WHAT YOU NEED TO DO
1/ Please retype the stretch of the Bobby Fischer passage from "That sense of" through "him for real.", keeping every word and punctuation mark unchanged.
2/ Write the next few sentences of the Bobby Fischer passage, starting right after its final sentence.

TEXT SHOWN
══════════

Fischer was eccentric and difficult even before he beat Mr. Spassky. He made so many demands in the course of that one match that it almost didn't happen at all. He walked out of a championship qualifying tournament in 1967 because the organizers asked him to play on the Sabbath of the cult-like church he claimed membership in at the time. When he withdrew, his record in the tournament was seven wins with no losses or draws.

In 1962, at the age of 19, he came up short in another world championship qualifying tournament in which Soviet players were, as always in those days, heavily overrepresented. The loss prompted him to write "The Russians Have Fixed World Chess," published in Sports Illustrated that year. His argument -- that the Soviet players were colluding in order to avoid losses to one another and to save their energy for matches against Fischer -- appeared to have some truth to it. Later championship cycles were changed from a candidates' tournament to a series of one-on-one matches (of the sort that Fischer dominated in 1971) in response to his complaint. But the piece also revealed a sense of grievance that Fischer nurtured from early on, and which ultimately drove him out of the game altogether.

That sense of grievance was not limited to chess in his later life. When he made news in recent years, it was invariably because he'd popped up somewhere to spill anti-Semitic bile or accuse various innocent parties of stealing from him. His sense that the Soviets were out to get him at the chess board evolved into a sense that the world, and especially the Jews, had it in for him for real.

His belief in himself at the chess board and his suspicion of others away from it may have been related. Mig Greengard, a chess columnist, recounted to me what he called his favorite Bobby Fischer quote. In 1960, in a tournament in Buenos Aires in which he uncharacteristically finished 13th, Fischer was emerging from the tournament hall after a win. One of the assembled admirers offered him a standard compliment: "Great game, Bobby." Fischer snapped back, "How would you know?"

In Fischer's view, there was almost no one in the world, besides him, who understood what he was doing at the chess board. Few people were even competent to compliment him, never mind offer criticism. But if he felt that way about the area of endeavor to which he devoted his life, it's not hard to see how he could blunder into feeling that way about most everything else.

══════════

PROVIDED MATERIAL

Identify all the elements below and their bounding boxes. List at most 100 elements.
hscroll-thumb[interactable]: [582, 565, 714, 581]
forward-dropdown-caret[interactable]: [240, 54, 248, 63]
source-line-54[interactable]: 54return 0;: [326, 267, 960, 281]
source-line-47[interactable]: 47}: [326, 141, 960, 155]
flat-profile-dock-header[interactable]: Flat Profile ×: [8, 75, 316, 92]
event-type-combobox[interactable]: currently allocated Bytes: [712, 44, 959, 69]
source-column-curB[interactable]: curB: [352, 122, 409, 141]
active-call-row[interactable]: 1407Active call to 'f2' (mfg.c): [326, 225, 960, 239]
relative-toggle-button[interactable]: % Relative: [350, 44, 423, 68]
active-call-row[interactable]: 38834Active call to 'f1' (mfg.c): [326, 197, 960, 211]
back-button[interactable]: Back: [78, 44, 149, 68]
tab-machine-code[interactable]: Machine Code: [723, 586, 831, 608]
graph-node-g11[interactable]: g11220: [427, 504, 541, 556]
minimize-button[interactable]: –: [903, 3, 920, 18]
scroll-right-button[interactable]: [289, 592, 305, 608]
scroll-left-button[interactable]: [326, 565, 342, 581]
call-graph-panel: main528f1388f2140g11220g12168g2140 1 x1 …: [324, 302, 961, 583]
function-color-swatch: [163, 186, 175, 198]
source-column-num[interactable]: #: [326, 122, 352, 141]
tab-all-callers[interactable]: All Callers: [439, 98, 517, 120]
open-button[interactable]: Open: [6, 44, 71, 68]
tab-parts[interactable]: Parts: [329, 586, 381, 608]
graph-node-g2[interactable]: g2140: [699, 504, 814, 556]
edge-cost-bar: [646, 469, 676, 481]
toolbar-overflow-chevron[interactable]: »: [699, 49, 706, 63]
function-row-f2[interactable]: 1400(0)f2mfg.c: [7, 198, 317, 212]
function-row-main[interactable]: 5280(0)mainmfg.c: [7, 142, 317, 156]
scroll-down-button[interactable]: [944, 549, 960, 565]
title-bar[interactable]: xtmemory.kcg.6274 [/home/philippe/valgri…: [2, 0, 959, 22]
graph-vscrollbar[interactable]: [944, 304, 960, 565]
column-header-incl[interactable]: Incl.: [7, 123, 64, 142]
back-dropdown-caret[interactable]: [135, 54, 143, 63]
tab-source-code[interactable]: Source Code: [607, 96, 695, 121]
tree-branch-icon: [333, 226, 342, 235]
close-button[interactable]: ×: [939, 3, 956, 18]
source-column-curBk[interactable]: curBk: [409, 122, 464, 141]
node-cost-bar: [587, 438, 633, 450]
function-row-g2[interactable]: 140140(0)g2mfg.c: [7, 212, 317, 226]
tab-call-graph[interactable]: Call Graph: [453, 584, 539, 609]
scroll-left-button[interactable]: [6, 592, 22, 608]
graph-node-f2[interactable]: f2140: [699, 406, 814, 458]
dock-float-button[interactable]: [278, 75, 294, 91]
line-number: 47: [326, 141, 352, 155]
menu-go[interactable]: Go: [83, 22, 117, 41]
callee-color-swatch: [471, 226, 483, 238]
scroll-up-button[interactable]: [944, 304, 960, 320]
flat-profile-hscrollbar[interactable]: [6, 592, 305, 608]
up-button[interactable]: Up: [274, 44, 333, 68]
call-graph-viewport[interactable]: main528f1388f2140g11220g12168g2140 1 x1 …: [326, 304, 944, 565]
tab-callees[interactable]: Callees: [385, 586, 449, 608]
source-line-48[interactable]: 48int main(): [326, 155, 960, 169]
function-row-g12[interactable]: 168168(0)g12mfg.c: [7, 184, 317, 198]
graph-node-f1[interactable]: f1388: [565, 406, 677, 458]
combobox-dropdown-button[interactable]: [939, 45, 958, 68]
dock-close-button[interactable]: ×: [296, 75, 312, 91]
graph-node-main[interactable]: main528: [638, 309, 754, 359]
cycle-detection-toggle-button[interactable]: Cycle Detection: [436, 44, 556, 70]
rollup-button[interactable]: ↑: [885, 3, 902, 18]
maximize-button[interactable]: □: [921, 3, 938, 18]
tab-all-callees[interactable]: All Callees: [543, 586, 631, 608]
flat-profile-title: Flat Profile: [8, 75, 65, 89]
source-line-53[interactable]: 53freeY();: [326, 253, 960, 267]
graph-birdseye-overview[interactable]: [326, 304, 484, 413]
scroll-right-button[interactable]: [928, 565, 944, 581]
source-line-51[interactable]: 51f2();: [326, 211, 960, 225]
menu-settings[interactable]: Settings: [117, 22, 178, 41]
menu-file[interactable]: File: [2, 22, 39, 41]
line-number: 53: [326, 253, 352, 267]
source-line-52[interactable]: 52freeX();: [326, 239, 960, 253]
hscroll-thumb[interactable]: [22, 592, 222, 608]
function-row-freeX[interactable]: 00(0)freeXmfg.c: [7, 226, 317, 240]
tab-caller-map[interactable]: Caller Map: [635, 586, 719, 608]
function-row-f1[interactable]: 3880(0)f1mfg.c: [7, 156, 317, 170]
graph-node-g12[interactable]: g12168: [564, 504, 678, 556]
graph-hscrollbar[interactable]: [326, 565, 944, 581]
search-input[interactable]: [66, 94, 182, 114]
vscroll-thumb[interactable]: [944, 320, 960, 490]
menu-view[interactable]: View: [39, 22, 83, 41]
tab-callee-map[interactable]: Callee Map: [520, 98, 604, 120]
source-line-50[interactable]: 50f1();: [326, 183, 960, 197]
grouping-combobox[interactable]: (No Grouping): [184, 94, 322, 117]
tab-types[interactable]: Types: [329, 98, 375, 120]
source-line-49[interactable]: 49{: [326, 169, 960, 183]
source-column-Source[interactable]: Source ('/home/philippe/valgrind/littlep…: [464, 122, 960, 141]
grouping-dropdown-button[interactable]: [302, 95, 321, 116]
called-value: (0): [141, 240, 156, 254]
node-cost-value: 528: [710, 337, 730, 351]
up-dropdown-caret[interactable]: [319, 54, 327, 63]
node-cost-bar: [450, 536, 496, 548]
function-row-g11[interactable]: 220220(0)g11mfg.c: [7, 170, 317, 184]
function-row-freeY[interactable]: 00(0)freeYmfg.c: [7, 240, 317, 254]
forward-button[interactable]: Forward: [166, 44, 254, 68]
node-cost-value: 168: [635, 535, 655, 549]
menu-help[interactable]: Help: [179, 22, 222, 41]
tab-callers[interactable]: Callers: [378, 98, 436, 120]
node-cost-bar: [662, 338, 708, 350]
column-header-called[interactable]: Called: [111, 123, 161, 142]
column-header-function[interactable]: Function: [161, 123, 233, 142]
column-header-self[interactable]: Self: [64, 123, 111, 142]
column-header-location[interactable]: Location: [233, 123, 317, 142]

══════════

ANSWERS TO THIS EXERCISE
1/
That sense of grievance was not limited to chess in his later life. When he made news in recent years, it was invariably because he'd popped up somewhere to spill anti-Semitic bile or accuse various innocent parties of stealing from him. His sense that the Soviets were out to get him at the chess board evolved into a sense that the world, and especially the Jews, had it in for him for real.

2/
The French philosopher Alexander Kojeve once wrote that the only defense against madness is the accord of your peers. That is, if you can convince no one that your beliefs are well-founded, then it's probably you who are crazy, and not the herd. Fischer's problem was that he had no peers, at least not in chess, so he had no one to check his worst tendencies. The world championship he won in 1972 validated his view of himself as a chess player, but it also insulated him from the humanizing influences of the world around him. He descended into what can only be considered a kind of madness.

Chess players never gave up hoping that he would snap out of it, come back to the board and treat the world to more brilliant chess. Susan Polgar, the former women's world chess champion, remarked to me that his death was a tragedy because we'd never have another game from Bobby Fischer. When it was pointed out that he'd barely played in 35 years, she said, "But hope was never lost." Ms. Polgar had known Fischer from his time in Budapest in the 1990s, and she said that even then he was as genial personally as his views were "extreme" politically. She claimed to have been in talks with him even recently to negotiate his return to the game.

That was never likely. Having beaten Mr. Spassky in 1972, he had nothing left to prove -- except that, just possibly, he was beatable after all. Over a chess board, unlike in political debate, you can be proved wrong. And unlike the pianist Mark Taimanov, Bobby Fischer had nothing to fall back on if he came up short in chess. It is hard not to detect a bit of cowardice in his retreat from the world and the chess board after 1972. The tragedy was that, at his best, he was as good as he thought himself to be.

---

Mr. Carney is a member of the Journal's editorial board.